## Exercise data
►
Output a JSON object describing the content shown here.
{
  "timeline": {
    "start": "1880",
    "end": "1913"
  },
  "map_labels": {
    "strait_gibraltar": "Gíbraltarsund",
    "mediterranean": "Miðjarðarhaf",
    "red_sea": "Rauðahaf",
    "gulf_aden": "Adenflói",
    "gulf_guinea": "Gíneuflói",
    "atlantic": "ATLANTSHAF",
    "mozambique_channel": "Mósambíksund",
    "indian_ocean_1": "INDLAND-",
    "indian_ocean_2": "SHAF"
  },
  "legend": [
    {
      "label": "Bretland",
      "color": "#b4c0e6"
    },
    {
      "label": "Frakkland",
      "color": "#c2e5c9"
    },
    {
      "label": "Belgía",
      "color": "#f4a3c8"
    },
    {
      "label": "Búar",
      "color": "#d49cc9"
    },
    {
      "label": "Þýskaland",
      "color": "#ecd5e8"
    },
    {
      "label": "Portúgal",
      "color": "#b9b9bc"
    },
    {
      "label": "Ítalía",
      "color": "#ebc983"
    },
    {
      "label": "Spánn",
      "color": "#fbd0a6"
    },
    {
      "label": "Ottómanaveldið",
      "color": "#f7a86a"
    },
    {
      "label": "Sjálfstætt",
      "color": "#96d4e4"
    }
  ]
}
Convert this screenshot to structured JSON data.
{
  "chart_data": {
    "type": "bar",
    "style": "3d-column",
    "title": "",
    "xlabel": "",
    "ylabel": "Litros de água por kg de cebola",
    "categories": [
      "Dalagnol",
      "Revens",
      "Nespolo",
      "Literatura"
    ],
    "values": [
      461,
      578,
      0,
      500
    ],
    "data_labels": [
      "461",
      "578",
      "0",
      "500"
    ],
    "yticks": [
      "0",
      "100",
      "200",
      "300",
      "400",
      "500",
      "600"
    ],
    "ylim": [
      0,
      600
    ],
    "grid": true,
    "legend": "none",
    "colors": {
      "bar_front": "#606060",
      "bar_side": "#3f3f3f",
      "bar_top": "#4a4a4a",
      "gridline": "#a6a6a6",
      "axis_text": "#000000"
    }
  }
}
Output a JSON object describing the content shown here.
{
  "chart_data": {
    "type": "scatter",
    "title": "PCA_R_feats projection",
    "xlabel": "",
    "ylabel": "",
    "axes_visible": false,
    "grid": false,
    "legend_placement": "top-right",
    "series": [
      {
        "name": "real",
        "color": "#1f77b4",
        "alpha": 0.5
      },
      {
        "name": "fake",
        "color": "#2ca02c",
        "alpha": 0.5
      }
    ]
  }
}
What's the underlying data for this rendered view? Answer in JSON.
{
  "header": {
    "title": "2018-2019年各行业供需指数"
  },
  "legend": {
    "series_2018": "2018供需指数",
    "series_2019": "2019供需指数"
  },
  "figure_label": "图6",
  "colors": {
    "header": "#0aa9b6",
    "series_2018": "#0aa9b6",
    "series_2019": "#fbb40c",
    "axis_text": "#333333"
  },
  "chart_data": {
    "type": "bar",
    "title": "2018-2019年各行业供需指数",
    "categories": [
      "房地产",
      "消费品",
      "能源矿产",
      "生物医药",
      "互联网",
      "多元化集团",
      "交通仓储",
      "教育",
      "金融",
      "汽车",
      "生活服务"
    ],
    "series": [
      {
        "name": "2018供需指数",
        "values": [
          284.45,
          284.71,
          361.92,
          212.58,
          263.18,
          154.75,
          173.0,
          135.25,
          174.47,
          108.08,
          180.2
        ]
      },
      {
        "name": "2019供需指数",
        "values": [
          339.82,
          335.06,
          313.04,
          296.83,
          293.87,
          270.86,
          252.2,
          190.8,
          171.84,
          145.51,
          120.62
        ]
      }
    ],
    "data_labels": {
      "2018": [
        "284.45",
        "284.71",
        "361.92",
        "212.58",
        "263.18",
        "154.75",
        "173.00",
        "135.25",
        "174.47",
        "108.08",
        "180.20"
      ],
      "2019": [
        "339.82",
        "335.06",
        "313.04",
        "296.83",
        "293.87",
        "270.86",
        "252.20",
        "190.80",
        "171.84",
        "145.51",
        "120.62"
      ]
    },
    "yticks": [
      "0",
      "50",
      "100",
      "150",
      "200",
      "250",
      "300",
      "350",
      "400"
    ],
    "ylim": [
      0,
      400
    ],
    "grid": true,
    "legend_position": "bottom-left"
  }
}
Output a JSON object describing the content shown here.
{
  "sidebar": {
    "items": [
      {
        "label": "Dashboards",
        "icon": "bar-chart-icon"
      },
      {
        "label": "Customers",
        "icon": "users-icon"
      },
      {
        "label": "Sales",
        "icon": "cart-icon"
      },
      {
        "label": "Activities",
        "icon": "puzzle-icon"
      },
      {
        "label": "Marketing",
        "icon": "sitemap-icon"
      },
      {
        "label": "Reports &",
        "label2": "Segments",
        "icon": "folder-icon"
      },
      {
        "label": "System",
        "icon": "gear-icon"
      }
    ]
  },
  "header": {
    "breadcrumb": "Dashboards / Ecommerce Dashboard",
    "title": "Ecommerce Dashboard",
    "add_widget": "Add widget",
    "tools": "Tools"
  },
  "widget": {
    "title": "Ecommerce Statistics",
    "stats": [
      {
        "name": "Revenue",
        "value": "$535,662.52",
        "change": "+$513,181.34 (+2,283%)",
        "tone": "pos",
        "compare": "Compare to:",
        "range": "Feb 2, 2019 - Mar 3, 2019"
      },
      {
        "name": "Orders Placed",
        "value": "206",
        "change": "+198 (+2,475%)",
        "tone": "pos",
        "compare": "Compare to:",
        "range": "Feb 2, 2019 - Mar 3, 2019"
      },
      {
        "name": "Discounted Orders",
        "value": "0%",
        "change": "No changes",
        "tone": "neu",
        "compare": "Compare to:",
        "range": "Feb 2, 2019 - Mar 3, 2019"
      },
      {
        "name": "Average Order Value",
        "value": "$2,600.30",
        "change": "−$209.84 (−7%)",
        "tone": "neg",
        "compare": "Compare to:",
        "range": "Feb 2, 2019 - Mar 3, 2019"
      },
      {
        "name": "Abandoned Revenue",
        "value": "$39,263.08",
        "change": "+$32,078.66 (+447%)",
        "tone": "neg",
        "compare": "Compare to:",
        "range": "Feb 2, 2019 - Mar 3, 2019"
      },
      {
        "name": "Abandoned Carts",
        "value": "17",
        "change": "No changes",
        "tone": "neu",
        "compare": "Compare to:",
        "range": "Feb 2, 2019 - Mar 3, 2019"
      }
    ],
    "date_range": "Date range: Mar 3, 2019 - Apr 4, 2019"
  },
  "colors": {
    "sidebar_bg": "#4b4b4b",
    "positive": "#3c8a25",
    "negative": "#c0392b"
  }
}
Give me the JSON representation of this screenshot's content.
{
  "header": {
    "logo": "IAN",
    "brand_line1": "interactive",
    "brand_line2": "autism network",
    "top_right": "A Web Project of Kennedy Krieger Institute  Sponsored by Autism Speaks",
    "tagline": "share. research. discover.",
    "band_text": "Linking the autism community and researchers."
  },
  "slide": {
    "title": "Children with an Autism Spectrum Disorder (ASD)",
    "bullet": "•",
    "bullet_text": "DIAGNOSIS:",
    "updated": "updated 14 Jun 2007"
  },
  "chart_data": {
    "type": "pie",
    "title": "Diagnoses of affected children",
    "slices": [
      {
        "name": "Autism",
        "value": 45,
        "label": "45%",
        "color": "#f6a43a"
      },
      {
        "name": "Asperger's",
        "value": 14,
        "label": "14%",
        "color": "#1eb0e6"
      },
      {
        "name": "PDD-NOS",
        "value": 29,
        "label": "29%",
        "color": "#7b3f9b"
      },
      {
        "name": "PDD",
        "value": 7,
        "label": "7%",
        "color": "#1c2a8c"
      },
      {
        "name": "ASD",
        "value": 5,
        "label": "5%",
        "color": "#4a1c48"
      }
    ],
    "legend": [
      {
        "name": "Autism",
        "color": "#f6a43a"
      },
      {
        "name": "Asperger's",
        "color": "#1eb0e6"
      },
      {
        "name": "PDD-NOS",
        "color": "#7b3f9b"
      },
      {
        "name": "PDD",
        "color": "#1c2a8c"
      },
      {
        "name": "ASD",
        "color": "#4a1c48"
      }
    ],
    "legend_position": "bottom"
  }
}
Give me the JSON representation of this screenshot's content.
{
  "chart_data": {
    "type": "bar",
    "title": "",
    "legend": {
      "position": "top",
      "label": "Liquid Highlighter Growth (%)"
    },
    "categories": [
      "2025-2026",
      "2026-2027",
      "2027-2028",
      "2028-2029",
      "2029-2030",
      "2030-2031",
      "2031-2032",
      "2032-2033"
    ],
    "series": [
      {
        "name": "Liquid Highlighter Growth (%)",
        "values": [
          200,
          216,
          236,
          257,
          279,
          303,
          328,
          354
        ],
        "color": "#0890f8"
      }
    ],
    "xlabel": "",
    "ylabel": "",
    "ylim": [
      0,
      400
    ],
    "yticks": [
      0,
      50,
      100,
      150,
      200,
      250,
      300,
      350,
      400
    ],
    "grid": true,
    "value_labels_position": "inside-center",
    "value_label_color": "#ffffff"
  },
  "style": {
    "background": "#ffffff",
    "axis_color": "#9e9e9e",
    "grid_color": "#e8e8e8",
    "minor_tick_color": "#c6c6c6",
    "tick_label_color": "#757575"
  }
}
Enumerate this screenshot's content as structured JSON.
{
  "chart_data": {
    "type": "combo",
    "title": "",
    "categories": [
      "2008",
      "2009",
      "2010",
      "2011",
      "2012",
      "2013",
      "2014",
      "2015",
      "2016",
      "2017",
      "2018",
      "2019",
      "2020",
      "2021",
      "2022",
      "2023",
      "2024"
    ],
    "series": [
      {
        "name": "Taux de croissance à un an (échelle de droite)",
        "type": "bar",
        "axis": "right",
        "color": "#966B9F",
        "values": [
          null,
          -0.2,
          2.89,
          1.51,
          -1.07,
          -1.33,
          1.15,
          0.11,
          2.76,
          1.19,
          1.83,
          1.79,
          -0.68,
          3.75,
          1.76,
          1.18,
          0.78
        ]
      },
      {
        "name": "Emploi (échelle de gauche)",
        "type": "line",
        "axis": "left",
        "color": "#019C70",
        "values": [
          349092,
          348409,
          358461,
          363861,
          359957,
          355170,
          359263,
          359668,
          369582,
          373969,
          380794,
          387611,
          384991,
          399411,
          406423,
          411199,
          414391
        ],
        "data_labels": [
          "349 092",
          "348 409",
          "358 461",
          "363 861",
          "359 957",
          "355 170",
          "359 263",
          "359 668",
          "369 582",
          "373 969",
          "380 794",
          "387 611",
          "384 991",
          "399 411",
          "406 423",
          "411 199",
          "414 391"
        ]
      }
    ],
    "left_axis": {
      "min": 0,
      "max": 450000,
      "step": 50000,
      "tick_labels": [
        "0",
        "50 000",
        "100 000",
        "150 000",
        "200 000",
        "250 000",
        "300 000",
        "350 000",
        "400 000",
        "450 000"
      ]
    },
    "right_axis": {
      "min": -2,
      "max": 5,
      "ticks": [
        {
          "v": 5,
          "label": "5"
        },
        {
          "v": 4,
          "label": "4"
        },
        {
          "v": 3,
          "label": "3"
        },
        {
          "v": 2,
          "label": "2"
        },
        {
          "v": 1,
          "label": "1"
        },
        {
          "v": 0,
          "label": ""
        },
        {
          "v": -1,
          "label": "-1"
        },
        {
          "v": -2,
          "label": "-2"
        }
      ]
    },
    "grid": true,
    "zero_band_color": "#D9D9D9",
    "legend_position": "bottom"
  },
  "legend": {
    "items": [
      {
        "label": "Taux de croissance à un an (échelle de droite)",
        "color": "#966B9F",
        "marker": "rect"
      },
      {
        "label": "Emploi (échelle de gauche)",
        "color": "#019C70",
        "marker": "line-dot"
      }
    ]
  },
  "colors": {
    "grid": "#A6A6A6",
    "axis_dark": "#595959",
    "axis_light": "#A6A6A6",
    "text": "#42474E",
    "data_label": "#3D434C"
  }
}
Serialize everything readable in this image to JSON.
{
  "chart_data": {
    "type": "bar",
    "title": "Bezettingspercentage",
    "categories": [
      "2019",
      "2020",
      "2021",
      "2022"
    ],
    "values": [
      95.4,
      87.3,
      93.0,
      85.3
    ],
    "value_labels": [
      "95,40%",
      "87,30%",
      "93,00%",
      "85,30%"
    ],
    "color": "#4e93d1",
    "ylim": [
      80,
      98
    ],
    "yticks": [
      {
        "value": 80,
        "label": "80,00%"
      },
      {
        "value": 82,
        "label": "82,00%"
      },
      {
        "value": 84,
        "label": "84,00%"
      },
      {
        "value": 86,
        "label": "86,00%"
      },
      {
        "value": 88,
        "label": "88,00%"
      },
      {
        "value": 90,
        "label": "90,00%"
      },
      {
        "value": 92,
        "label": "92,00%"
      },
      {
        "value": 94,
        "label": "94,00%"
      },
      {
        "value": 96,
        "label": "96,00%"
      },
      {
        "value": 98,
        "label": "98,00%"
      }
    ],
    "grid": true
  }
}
◄
Which lines contain the word "change"? Copy each of them.

## Result below
        "change": "+$513,181.34 (+2,283%)",
        "change": "+198 (+2,475%)",
        "change": "No changes",
        "change": "−$209.84 (−7%)",
        "change": "+$32,078.66 (+447%)",
        "change": "No changes",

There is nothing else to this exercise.